-- START Task data --

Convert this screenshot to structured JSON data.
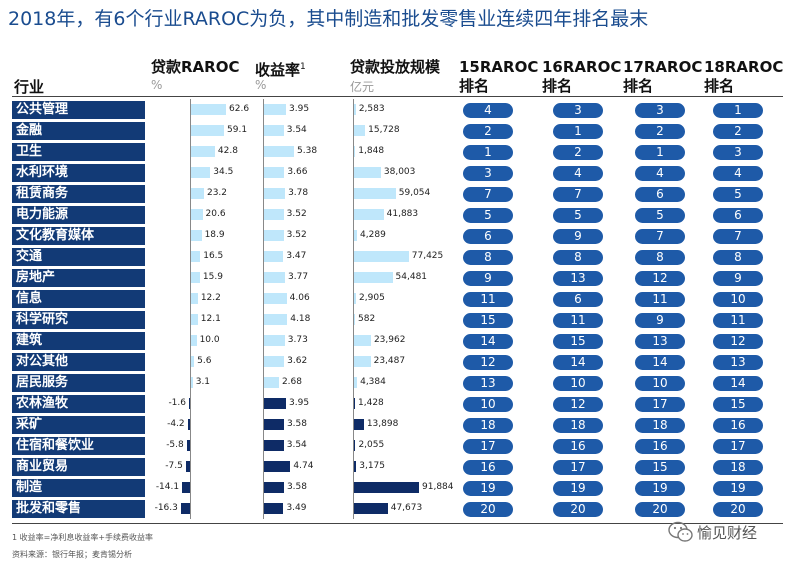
{
  "title": "2018年，有6个行业RAROC为负，其中制造和批发零售业连续四年排名最末",
  "headers": {
    "industry": "行业",
    "raroc": "贷款RAROC",
    "raroc_unit": "%",
    "yield": "收益率",
    "yield_sup": "1",
    "yield_unit": "%",
    "scale": "贷款投放规模",
    "scale_unit": "亿元",
    "r15": [
      "15RAROC",
      "排名"
    ],
    "r16": [
      "16RAROC",
      "排名"
    ],
    "r17": [
      "17RAROC",
      "排名"
    ],
    "r18": [
      "18RAROC",
      "排名"
    ]
  },
  "chart_data": {
    "type": "table",
    "columns": [
      "行业",
      "贷款RAROC %",
      "收益率 %",
      "贷款投放规模 亿元",
      "15RAROC排名",
      "16RAROC排名",
      "17RAROC排名",
      "18RAROC排名"
    ],
    "rows": [
      {
        "industry": "公共管理",
        "raroc": "62.6",
        "yield": "3.95",
        "scale": "2,583",
        "r15": "4",
        "r16": "3",
        "r17": "3",
        "r18": "1"
      },
      {
        "industry": "金融",
        "raroc": "59.1",
        "yield": "3.54",
        "scale": "15,728",
        "r15": "2",
        "r16": "1",
        "r17": "2",
        "r18": "2"
      },
      {
        "industry": "卫生",
        "raroc": "42.8",
        "yield": "5.38",
        "scale": "1,848",
        "r15": "1",
        "r16": "2",
        "r17": "1",
        "r18": "3"
      },
      {
        "industry": "水利环境",
        "raroc": "34.5",
        "yield": "3.66",
        "scale": "38,003",
        "r15": "3",
        "r16": "4",
        "r17": "4",
        "r18": "4"
      },
      {
        "industry": "租赁商务",
        "raroc": "23.2",
        "yield": "3.78",
        "scale": "59,054",
        "r15": "7",
        "r16": "7",
        "r17": "6",
        "r18": "5"
      },
      {
        "industry": "电力能源",
        "raroc": "20.6",
        "yield": "3.52",
        "scale": "41,883",
        "r15": "5",
        "r16": "5",
        "r17": "5",
        "r18": "6"
      },
      {
        "industry": "文化教育媒体",
        "raroc": "18.9",
        "yield": "3.52",
        "scale": "4,289",
        "r15": "6",
        "r16": "9",
        "r17": "7",
        "r18": "7"
      },
      {
        "industry": "交通",
        "raroc": "16.5",
        "yield": "3.47",
        "scale": "77,425",
        "r15": "8",
        "r16": "8",
        "r17": "8",
        "r18": "8"
      },
      {
        "industry": "房地产",
        "raroc": "15.9",
        "yield": "3.77",
        "scale": "54,481",
        "r15": "9",
        "r16": "13",
        "r17": "12",
        "r18": "9"
      },
      {
        "industry": "信息",
        "raroc": "12.2",
        "yield": "4.06",
        "scale": "2,905",
        "r15": "11",
        "r16": "6",
        "r17": "11",
        "r18": "10"
      },
      {
        "industry": "科学研究",
        "raroc": "12.1",
        "yield": "4.18",
        "scale": "582",
        "r15": "15",
        "r16": "11",
        "r17": "9",
        "r18": "11"
      },
      {
        "industry": "建筑",
        "raroc": "10.0",
        "yield": "3.73",
        "scale": "23,962",
        "r15": "14",
        "r16": "15",
        "r17": "13",
        "r18": "12"
      },
      {
        "industry": "对公其他",
        "raroc": "5.6",
        "yield": "3.62",
        "scale": "23,487",
        "r15": "12",
        "r16": "14",
        "r17": "14",
        "r18": "13"
      },
      {
        "industry": "居民服务",
        "raroc": "3.1",
        "yield": "2.68",
        "scale": "4,384",
        "r15": "13",
        "r16": "10",
        "r17": "10",
        "r18": "14"
      },
      {
        "industry": "农林渔牧",
        "raroc": "-1.6",
        "yield": "3.95",
        "scale": "1,428",
        "r15": "10",
        "r16": "12",
        "r17": "17",
        "r18": "15"
      },
      {
        "industry": "采矿",
        "raroc": "-4.2",
        "yield": "3.58",
        "scale": "13,898",
        "r15": "18",
        "r16": "18",
        "r17": "18",
        "r18": "16"
      },
      {
        "industry": "住宿和餐饮业",
        "raroc": "-5.8",
        "yield": "3.54",
        "scale": "2,055",
        "r15": "17",
        "r16": "16",
        "r17": "16",
        "r18": "17"
      },
      {
        "industry": "商业贸易",
        "raroc": "-7.5",
        "yield": "4.74",
        "scale": "3,175",
        "r15": "16",
        "r16": "17",
        "r17": "15",
        "r18": "18"
      },
      {
        "industry": "制造",
        "raroc": "-14.1",
        "yield": "3.58",
        "scale": "91,884",
        "r15": "19",
        "r16": "19",
        "r17": "19",
        "r18": "19"
      },
      {
        "industry": "批发和零售",
        "raroc": "-16.3",
        "yield": "3.49",
        "scale": "47,673",
        "r15": "20",
        "r16": "20",
        "r17": "20",
        "r18": "20"
      }
    ]
  },
  "colors": {
    "row_label_bg": "#123a76",
    "bar_positive": "#bfe7fb",
    "bar_negative": "#0e2b66",
    "rank_pill": "#1e5aa8"
  },
  "footnote": "1 收益率=净利息收益率+手续费收益率",
  "source": "资料来源：银行年报；麦肯锡分析",
  "logo": {
    "icon": "wechat-icon",
    "text": "愉见财经"
  }
}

-- END Task data --

__Goal of the exercise__. Each line of the data should be quoted exactly, with pictures left out.

__Result for this task__.
Convert this screenshot to structured JSON data.
{
  "title": "2018年，有6个行业RAROC为负，其中制造和批发零售业连续四年排名最末",
  "headers": {
    "industry": "行业",
    "raroc": "贷款RAROC",
    "raroc_unit": "%",
    "yield": "收益率",
    "yield_sup": "1",
    "yield_unit": "%",
    "scale": "贷款投放规模",
    "scale_unit": "亿元",
    "r15": [
      "15RAROC",
      "排名"
    ],
    "r16": [
      "16RAROC",
      "排名"
    ],
    "r17": [
      "17RAROC",
      "排名"
    ],
    "r18": [
      "18RAROC",
      "排名"
    ]
  },
  "chart_data": {
    "type": "table",
    "columns": [
      "行业",
      "贷款RAROC %",
      "收益率 %",
      "贷款投放规模 亿元",
      "15RAROC排名",
      "16RAROC排名",
      "17RAROC排名",
      "18RAROC排名"
    ],
    "rows": [
      {
        "industry": "公共管理",
        "raroc": "62.6",
        "yield": "3.95",
        "scale": "2,583",
        "r15": "4",
        "r16": "3",
        "r17": "3",
        "r18": "1"
      },
      {
        "industry": "金融",
        "raroc": "59.1",
        "yield": "3.54",
        "scale": "15,728",
        "r15": "2",
        "r16": "1",
        "r17": "2",
        "r18": "2"
      },
      {
        "industry": "卫生",
        "raroc": "42.8",
        "yield": "5.38",
        "scale": "1,848",
        "r15": "1",
        "r16": "2",
        "r17": "1",
        "r18": "3"
      },
      {
        "industry": "水利环境",
        "raroc": "34.5",
        "yield": "3.66",
        "scale": "38,003",
        "r15": "3",
        "r16": "4",
        "r17": "4",
        "r18": "4"
      },
      {
        "industry": "租赁商务",
        "raroc": "23.2",
        "yield": "3.78",
        "scale": "59,054",
        "r15": "7",
        "r16": "7",
        "r17": "6",
        "r18": "5"
      },
      {
        "industry": "电力能源",
        "raroc": "20.6",
        "yield": "3.52",
        "scale": "41,883",
        "r15": "5",
        "r16": "5",
        "r17": "5",
        "r18": "6"
      },
      {
        "industry": "文化教育媒体",
        "raroc": "18.9",
        "yield": "3.52",
        "scale": "4,289",
        "r15": "6",
        "r16": "9",
        "r17": "7",
        "r18": "7"
      },
      {
        "industry": "交通",
        "raroc": "16.5",
        "yield": "3.47",
        "scale": "77,425",
        "r15": "8",
        "r16": "8",
        "r17": "8",
        "r18": "8"
      },
      {
        "industry": "房地产",
        "raroc": "15.9",
        "yield": "3.77",
        "scale": "54,481",
        "r15": "9",
        "r16": "13",
        "r17": "12",
        "r18": "9"
      },
      {
        "industry": "信息",
        "raroc": "12.2",
        "yield": "4.06",
        "scale": "2,905",
        "r15": "11",
        "r16": "6",
        "r17": "11",
        "r18": "10"
      },
      {
        "industry": "科学研究",
        "raroc": "12.1",
        "yield": "4.18",
        "scale": "582",
        "r15": "15",
        "r16": "11",
        "r17": "9",
        "r18": "11"
      },
      {
        "industry": "建筑",
        "raroc": "10.0",
        "yield": "3.73",
        "scale": "23,962",
        "r15": "14",
        "r16": "15",
        "r17": "13",
        "r18": "12"
      },
      {
        "industry": "对公其他",
        "raroc": "5.6",
        "yield": "3.62",
        "scale": "23,487",
        "r15": "12",
        "r16": "14",
        "r17": "14",
        "r18": "13"
      },
      {
        "industry": "居民服务",
        "raroc": "3.1",
        "yield": "2.68",
        "scale": "4,384",
        "r15": "13",
        "r16": "10",
        "r17": "10",
        "r18": "14"
      },
      {
        "industry": "农林渔牧",
        "raroc": "-1.6",
        "yield": "3.95",
        "scale": "1,428",
        "r15": "10",
        "r16": "12",
        "r17": "17",
        "r18": "15"
      },
      {
        "industry": "采矿",
        "raroc": "-4.2",
        "yield": "3.58",
        "scale": "13,898",
        "r15": "18",
        "r16": "18",
        "r17": "18",
        "r18": "16"
      },
      {
        "industry": "住宿和餐饮业",
        "raroc": "-5.8",
        "yield": "3.54",
        "scale": "2,055",
        "r15": "17",
        "r16": "16",
        "r17": "16",
        "r18": "17"
      },
      {
        "industry": "商业贸易",
        "raroc": "-7.5",
        "yield": "4.74",
        "scale": "3,175",
        "r15": "16",
        "r16": "17",
        "r17": "15",
        "r18": "18"
      },
      {
        "industry": "制造",
        "raroc": "-14.1",
        "yield": "3.58",
        "scale": "91,884",
        "r15": "19",
        "r16": "19",
        "r17": "19",
        "r18": "19"
      },
      {
        "industry": "批发和零售",
        "raroc": "-16.3",
        "yield": "3.49",
        "scale": "47,673",
        "r15": "20",
        "r16": "20",
        "r17": "20",
        "r18": "20"
      }
    ]
  },
  "colors": {
    "row_label_bg": "#123a76",
    "bar_positive": "#bfe7fb",
    "bar_negative": "#0e2b66",
    "rank_pill": "#1e5aa8"
  },
  "footnote": "1 收益率=净利息收益率+手续费收益率",
  "source": "资料来源：银行年报；麦肯锡分析",
  "logo": {
    "icon": "wechat-icon",
    "text": "愉见财经"
  }
}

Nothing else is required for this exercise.